(Part of a data file)
··········

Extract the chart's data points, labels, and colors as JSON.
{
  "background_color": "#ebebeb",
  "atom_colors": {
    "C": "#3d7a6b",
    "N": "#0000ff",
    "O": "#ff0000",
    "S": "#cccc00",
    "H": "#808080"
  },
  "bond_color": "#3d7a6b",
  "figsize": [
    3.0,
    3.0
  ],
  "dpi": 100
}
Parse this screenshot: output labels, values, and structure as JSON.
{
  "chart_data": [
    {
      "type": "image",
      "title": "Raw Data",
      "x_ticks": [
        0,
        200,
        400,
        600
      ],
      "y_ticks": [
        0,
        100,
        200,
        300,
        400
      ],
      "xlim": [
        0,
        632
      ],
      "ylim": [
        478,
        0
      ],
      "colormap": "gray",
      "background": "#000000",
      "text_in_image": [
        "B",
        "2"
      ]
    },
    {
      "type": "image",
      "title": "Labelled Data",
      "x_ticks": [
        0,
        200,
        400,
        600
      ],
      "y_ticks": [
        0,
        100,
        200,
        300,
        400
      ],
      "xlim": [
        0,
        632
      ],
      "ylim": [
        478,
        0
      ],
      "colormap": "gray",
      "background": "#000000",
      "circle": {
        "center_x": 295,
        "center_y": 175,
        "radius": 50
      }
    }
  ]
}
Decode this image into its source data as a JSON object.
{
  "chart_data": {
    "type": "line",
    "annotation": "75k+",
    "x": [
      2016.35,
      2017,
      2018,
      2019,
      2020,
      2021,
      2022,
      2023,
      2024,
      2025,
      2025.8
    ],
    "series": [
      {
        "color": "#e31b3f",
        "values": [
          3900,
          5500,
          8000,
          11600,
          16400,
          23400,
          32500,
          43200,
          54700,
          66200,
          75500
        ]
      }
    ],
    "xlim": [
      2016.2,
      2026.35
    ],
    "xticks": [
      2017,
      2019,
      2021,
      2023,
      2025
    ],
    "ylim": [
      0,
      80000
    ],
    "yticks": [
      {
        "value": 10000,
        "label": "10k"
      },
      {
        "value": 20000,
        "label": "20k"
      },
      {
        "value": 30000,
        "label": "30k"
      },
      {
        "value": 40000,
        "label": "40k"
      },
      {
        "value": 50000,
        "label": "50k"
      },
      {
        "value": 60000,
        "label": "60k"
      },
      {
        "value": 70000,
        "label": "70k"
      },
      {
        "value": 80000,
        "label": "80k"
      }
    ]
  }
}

··········

### Task to complete
Copy each line above containing the string "labels".

### Answer below
Extract the chart's data points, labels, and colors as JSON.
Parse this screenshot: output labels, values, and structure as JSON.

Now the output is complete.